(Written task):
Output every line below without omitting or altering anything.

(Dataset entries):
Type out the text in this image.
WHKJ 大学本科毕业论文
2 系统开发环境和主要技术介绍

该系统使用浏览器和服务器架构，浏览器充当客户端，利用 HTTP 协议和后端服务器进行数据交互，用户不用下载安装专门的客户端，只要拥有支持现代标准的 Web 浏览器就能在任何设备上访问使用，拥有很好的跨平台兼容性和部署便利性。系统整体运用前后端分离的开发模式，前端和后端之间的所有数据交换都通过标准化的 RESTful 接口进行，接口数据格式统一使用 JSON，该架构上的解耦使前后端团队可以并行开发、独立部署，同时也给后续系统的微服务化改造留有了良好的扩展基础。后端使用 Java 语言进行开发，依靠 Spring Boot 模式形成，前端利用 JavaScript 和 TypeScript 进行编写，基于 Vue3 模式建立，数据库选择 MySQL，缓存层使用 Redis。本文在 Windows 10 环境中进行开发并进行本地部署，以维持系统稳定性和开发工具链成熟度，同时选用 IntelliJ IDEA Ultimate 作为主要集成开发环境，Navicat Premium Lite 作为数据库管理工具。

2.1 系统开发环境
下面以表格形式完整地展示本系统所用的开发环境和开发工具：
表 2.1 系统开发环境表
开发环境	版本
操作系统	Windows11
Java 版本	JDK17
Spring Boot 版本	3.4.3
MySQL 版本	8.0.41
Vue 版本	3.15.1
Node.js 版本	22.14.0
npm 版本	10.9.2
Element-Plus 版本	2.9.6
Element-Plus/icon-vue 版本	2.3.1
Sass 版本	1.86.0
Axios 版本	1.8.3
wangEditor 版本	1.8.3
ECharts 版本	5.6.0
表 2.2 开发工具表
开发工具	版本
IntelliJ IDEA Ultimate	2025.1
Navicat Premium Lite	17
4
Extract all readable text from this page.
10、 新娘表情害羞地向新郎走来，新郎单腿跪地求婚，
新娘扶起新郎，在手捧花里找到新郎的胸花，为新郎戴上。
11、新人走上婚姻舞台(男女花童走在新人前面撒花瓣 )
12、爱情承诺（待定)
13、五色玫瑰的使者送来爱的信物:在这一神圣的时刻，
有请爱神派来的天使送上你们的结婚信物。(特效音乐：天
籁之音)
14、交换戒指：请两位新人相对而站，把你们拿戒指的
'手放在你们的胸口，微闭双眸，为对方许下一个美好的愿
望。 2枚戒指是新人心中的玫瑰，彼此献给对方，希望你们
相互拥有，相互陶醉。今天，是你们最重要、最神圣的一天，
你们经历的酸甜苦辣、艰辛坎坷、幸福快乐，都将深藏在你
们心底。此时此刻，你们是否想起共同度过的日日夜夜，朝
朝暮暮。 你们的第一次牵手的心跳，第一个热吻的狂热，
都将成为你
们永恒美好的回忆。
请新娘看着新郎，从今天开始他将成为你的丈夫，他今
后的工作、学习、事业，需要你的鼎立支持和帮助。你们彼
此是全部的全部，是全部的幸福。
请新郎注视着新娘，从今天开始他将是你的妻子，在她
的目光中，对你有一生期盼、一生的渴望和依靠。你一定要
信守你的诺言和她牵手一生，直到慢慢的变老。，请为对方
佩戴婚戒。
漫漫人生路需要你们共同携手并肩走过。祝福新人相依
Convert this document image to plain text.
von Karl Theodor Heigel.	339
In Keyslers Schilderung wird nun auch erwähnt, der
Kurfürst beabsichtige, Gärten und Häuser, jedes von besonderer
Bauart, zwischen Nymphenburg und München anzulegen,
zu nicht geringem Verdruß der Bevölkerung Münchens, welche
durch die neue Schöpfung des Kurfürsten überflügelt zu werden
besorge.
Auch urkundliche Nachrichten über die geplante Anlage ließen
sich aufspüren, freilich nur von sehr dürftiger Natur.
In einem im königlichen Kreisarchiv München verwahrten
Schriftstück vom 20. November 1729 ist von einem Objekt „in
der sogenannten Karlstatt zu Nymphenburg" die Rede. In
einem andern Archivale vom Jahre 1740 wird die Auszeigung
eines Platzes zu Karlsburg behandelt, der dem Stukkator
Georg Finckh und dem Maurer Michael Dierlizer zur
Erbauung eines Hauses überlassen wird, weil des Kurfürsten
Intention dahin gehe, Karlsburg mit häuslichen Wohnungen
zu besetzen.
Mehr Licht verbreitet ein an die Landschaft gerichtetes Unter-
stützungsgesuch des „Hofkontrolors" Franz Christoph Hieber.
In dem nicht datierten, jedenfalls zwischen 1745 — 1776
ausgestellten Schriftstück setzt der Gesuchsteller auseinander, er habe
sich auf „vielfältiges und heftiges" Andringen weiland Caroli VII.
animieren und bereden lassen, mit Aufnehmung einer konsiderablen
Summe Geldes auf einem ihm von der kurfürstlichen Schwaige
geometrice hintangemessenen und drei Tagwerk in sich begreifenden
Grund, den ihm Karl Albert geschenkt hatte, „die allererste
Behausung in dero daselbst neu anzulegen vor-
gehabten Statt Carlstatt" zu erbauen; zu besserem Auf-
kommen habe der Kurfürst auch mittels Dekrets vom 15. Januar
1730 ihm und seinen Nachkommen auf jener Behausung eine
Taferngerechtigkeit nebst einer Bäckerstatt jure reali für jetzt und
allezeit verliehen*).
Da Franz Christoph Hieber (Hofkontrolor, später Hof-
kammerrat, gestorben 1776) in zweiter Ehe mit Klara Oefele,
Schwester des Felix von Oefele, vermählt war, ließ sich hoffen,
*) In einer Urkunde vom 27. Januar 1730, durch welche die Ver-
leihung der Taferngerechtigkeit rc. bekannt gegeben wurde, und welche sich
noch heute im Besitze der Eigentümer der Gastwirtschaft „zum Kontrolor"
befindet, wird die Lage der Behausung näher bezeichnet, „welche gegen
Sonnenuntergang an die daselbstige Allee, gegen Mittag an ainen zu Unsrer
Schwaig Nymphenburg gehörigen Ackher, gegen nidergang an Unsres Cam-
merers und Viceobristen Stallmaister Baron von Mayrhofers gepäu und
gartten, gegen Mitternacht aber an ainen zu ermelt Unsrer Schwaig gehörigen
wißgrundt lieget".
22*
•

(The solution):
Type out the text in this image.
WHKJ 大学本科毕业论文
2 系统开发环境和主要技术介绍

该系统使用浏览器和服务器架构，浏览器充当客户端，利用 HTTP 协议和后端服务器进行数据交互，用户不用下载安装专门的客户端，只要拥有支持现代标准的 Web 浏览器就能在任何设备上访问使用，拥有很好的跨平台兼容性和部署便利性。系统整体运用前后端分离的开发模式，前端和后端之间的所有数据交换都通过标准化的 RESTful 接口进行，接口数据格式统一使用 JSON，该架构上的解耦使前后端团队可以并行开发、独立部署，同时也给后续系统的微服务化改造留有了良好的扩展基础。后端使用 Java 语言进行开发，依靠 Spring Boot 模式形成，前端利用 JavaScript 和 TypeScript 进行编写，基于 Vue3 模式建立，数据库选择 MySQL，缓存层使用 Redis。本文在 Windows 10 环境中进行开发并进行本地部署，以维持系统稳定性和开发工具链成熟度，同时选用 IntelliJ IDEA Ultimate 作为主要集成开发环境，Navicat Premium Lite 作为数据库管理工具。

2.1 系统开发环境
下面以表格形式完整地展示本系统所用的开发环境和开发工具：
表 2.1 系统开发环境表
开发环境	版本
操作系统	Windows11
Java 版本	JDK17
Spring Boot 版本	3.4.3
MySQL 版本	8.0.41
Vue 版本	3.15.1
Node.js 版本	22.14.0
npm 版本	10.9.2
Element-Plus 版本	2.9.6
Element-Plus/icon-vue 版本	2.3.1
Sass 版本	1.86.0
Axios 版本	1.8.3
wangEditor 版本	1.8.3
ECharts 版本	5.6.0
表 2.2 开发工具表
开发工具	版本
IntelliJ IDEA Ultimate	2025.1
Navicat Premium Lite	17
4
Extract all readable text from this page.
10、 新娘表情害羞地向新郎走来，新郎单腿跪地求婚，
新娘扶起新郎，在手捧花里找到新郎的胸花，为新郎戴上。
11、新人走上婚姻舞台(男女花童走在新人前面撒花瓣 )
12、爱情承诺（待定)
13、五色玫瑰的使者送来爱的信物:在这一神圣的时刻，
有请爱神派来的天使送上你们的结婚信物。(特效音乐：天
籁之音)
14、交换戒指：请两位新人相对而站，把你们拿戒指的
'手放在你们的胸口，微闭双眸，为对方许下一个美好的愿
望。 2枚戒指是新人心中的玫瑰，彼此献给对方，希望你们
相互拥有，相互陶醉。今天，是你们最重要、最神圣的一天，
你们经历的酸甜苦辣、艰辛坎坷、幸福快乐，都将深藏在你
们心底。此时此刻，你们是否想起共同度过的日日夜夜，朝
朝暮暮。 你们的第一次牵手的心跳，第一个热吻的狂热，
都将成为你
们永恒美好的回忆。
请新娘看着新郎，从今天开始他将成为你的丈夫，他今
后的工作、学习、事业，需要你的鼎立支持和帮助。你们彼
此是全部的全部，是全部的幸福。
请新郎注视着新娘，从今天开始他将是你的妻子，在她
的目光中，对你有一生期盼、一生的渴望和依靠。你一定要
信守你的诺言和她牵手一生，直到慢慢的变老。，请为对方
佩戴婚戒。
漫漫人生路需要你们共同携手并肩走过。祝福新人相依
Convert this document image to plain text.
von Karl Theodor Heigel.	339
In Keyslers Schilderung wird nun auch erwähnt, der
Kurfürst beabsichtige, Gärten und Häuser, jedes von besonderer
Bauart, zwischen Nymphenburg und München anzulegen,
zu nicht geringem Verdruß der Bevölkerung Münchens, welche
durch die neue Schöpfung des Kurfürsten überflügelt zu werden
besorge.
Auch urkundliche Nachrichten über die geplante Anlage ließen
sich aufspüren, freilich nur von sehr dürftiger Natur.
In einem im königlichen Kreisarchiv München verwahrten
Schriftstück vom 20. November 1729 ist von einem Objekt „in
der sogenannten Karlstatt zu Nymphenburg" die Rede. In
einem andern Archivale vom Jahre 1740 wird die Auszeigung
eines Platzes zu Karlsburg behandelt, der dem Stukkator
Georg Finckh und dem Maurer Michael Dierlizer zur
Erbauung eines Hauses überlassen wird, weil des Kurfürsten
Intention dahin gehe, Karlsburg mit häuslichen Wohnungen
zu besetzen.
Mehr Licht verbreitet ein an die Landschaft gerichtetes Unter-
stützungsgesuch des „Hofkontrolors" Franz Christoph Hieber.
In dem nicht datierten, jedenfalls zwischen 1745 — 1776
ausgestellten Schriftstück setzt der Gesuchsteller auseinander, er habe
sich auf „vielfältiges und heftiges" Andringen weiland Caroli VII.
animieren und bereden lassen, mit Aufnehmung einer konsiderablen
Summe Geldes auf einem ihm von der kurfürstlichen Schwaige
geometrice hintangemessenen und drei Tagwerk in sich begreifenden
Grund, den ihm Karl Albert geschenkt hatte, „die allererste
Behausung in dero daselbst neu anzulegen vor-
gehabten Statt Carlstatt" zu erbauen; zu besserem Auf-
kommen habe der Kurfürst auch mittels Dekrets vom 15. Januar
1730 ihm und seinen Nachkommen auf jener Behausung eine
Taferngerechtigkeit nebst einer Bäckerstatt jure reali für jetzt und
allezeit verliehen*).
Da Franz Christoph Hieber (Hofkontrolor, später Hof-
kammerrat, gestorben 1776) in zweiter Ehe mit Klara Oefele,
Schwester des Felix von Oefele, vermählt war, ließ sich hoffen,
*) In einer Urkunde vom 27. Januar 1730, durch welche die Ver-
leihung der Taferngerechtigkeit rc. bekannt gegeben wurde, und welche sich
noch heute im Besitze der Eigentümer der Gastwirtschaft „zum Kontrolor"
befindet, wird die Lage der Behausung näher bezeichnet, „welche gegen
Sonnenuntergang an die daselbstige Allee, gegen Mittag an ainen zu Unsrer
Schwaig Nymphenburg gehörigen Ackher, gegen nidergang an Unsres Cam-
merers und Viceobristen Stallmaister Baron von Mayrhofers gepäu und
gartten, gegen Mitternacht aber an ainen zu ermelt Unsrer Schwaig gehörigen
wißgrundt lieget".
22*
•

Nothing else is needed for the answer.